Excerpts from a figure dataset
○ ○ ○ ○
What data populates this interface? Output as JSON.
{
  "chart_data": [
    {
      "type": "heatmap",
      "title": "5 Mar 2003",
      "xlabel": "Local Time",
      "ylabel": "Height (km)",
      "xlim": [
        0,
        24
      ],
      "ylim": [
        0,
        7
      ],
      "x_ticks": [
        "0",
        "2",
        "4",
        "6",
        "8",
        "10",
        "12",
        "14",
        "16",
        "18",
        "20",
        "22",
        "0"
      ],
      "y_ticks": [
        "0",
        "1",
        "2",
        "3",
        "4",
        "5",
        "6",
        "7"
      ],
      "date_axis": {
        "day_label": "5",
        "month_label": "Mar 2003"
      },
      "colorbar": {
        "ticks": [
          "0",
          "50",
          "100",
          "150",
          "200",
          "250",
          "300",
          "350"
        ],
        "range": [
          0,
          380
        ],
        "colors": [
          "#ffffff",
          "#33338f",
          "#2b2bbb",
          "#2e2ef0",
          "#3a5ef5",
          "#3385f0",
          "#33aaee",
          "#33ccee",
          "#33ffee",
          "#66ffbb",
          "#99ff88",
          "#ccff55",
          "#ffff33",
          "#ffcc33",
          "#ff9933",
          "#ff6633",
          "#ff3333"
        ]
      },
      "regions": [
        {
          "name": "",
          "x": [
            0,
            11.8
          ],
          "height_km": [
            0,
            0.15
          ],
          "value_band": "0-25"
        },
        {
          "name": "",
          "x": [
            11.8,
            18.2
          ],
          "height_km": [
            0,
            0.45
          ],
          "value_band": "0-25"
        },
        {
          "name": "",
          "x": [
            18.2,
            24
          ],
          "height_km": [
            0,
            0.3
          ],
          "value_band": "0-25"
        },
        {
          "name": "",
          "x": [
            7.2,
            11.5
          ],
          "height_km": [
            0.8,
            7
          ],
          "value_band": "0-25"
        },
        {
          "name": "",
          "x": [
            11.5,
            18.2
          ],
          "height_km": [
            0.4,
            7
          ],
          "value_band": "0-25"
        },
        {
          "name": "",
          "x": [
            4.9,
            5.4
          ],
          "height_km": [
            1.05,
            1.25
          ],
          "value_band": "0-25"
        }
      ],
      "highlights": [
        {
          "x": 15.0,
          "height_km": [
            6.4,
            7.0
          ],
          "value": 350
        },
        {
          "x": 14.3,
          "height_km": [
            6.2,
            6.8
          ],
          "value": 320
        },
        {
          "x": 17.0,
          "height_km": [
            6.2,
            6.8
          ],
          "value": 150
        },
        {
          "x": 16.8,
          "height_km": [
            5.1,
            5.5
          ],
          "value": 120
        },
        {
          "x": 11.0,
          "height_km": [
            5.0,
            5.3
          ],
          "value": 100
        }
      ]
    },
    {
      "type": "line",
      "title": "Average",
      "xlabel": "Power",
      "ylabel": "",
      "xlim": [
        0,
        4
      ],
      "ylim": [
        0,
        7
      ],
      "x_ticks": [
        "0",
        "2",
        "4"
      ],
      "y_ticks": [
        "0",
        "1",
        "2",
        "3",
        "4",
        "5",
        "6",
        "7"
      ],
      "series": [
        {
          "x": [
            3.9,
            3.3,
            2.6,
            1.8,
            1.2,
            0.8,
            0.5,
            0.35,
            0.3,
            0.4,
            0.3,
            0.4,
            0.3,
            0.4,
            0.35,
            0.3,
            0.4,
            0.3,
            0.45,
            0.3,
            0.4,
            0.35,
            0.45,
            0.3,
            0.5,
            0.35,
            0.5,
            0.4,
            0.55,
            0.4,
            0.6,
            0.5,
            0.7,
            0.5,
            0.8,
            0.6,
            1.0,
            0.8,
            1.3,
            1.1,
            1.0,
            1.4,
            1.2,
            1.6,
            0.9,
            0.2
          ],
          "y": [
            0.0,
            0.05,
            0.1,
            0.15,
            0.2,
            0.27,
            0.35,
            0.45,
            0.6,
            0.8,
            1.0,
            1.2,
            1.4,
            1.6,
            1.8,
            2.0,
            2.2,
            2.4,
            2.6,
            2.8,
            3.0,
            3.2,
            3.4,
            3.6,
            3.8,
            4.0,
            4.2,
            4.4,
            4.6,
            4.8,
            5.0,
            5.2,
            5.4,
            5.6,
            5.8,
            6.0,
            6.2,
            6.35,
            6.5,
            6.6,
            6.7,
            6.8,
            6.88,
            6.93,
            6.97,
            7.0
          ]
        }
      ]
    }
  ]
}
○ ○ ○ ○
**Required task**
Return the material in full, exactly as shown.

**Answer to the exercise**
What data populates this interface? Output as JSON.
{
  "chart_data": [
    {
      "type": "heatmap",
      "title": "5 Mar 2003",
      "xlabel": "Local Time",
      "ylabel": "Height (km)",
      "xlim": [
        0,
        24
      ],
      "ylim": [
        0,
        7
      ],
      "x_ticks": [
        "0",
        "2",
        "4",
        "6",
        "8",
        "10",
        "12",
        "14",
        "16",
        "18",
        "20",
        "22",
        "0"
      ],
      "y_ticks": [
        "0",
        "1",
        "2",
        "3",
        "4",
        "5",
        "6",
        "7"
      ],
      "date_axis": {
        "day_label": "5",
        "month_label": "Mar 2003"
      },
      "colorbar": {
        "ticks": [
          "0",
          "50",
          "100",
          "150",
          "200",
          "250",
          "300",
          "350"
        ],
        "range": [
          0,
          380
        ],
        "colors": [
          "#ffffff",
          "#33338f",
          "#2b2bbb",
          "#2e2ef0",
          "#3a5ef5",
          "#3385f0",
          "#33aaee",
          "#33ccee",
          "#33ffee",
          "#66ffbb",
          "#99ff88",
          "#ccff55",
          "#ffff33",
          "#ffcc33",
          "#ff9933",
          "#ff6633",
          "#ff3333"
        ]
      },
      "regions": [
        {
          "name": "",
          "x": [
            0,
            11.8
          ],
          "height_km": [
            0,
            0.15
          ],
          "value_band": "0-25"
        },
        {
          "name": "",
          "x": [
            11.8,
            18.2
          ],
          "height_km": [
            0,
            0.45
          ],
          "value_band": "0-25"
        },
        {
          "name": "",
          "x": [
            18.2,
            24
          ],
          "height_km": [
            0,
            0.3
          ],
          "value_band": "0-25"
        },
        {
          "name": "",
          "x": [
            7.2,
            11.5
          ],
          "height_km": [
            0.8,
            7
          ],
          "value_band": "0-25"
        },
        {
          "name": "",
          "x": [
            11.5,
            18.2
          ],
          "height_km": [
            0.4,
            7
          ],
          "value_band": "0-25"
        },
        {
          "name": "",
          "x": [
            4.9,
            5.4
          ],
          "height_km": [
            1.05,
            1.25
          ],
          "value_band": "0-25"
        }
      ],
      "highlights": [
        {
          "x": 15.0,
          "height_km": [
            6.4,
            7.0
          ],
          "value": 350
        },
        {
          "x": 14.3,
          "height_km": [
            6.2,
            6.8
          ],
          "value": 320
        },
        {
          "x": 17.0,
          "height_km": [
            6.2,
            6.8
          ],
          "value": 150
        },
        {
          "x": 16.8,
          "height_km": [
            5.1,
            5.5
          ],
          "value": 120
        },
        {
          "x": 11.0,
          "height_km": [
            5.0,
            5.3
          ],
          "value": 100
        }
      ]
    },
    {
      "type": "line",
      "title": "Average",
      "xlabel": "Power",
      "ylabel": "",
      "xlim": [
        0,
        4
      ],
      "ylim": [
        0,
        7
      ],
      "x_ticks": [
        "0",
        "2",
        "4"
      ],
      "y_ticks": [
        "0",
        "1",
        "2",
        "3",
        "4",
        "5",
        "6",
        "7"
      ],
      "series": [
        {
          "x": [
            3.9,
            3.3,
            2.6,
            1.8,
            1.2,
            0.8,
            0.5,
            0.35,
            0.3,
            0.4,
            0.3,
            0.4,
            0.3,
            0.4,
            0.35,
            0.3,
            0.4,
            0.3,
            0.45,
            0.3,
            0.4,
            0.35,
            0.45,
            0.3,
            0.5,
            0.35,
            0.5,
            0.4,
            0.55,
            0.4,
            0.6,
            0.5,
            0.7,
            0.5,
            0.8,
            0.6,
            1.0,
            0.8,
            1.3,
            1.1,
            1.0,
            1.4,
            1.2,
            1.6,
            0.9,
            0.2
          ],
          "y": [
            0.0,
            0.05,
            0.1,
            0.15,
            0.2,
            0.27,
            0.35,
            0.45,
            0.6,
            0.8,
            1.0,
            1.2,
            1.4,
            1.6,
            1.8,
            2.0,
            2.2,
            2.4,
            2.6,
            2.8,
            3.0,
            3.2,
            3.4,
            3.6,
            3.8,
            4.0,
            4.2,
            4.4,
            4.6,
            4.8,
            5.0,
            5.2,
            5.4,
            5.6,
            5.8,
            6.0,
            6.2,
            6.35,
            6.5,
            6.6,
            6.7,
            6.8,
            6.88,
            6.93,
            6.97,
            7.0
          ]
        }
      ]
    }
  ]
}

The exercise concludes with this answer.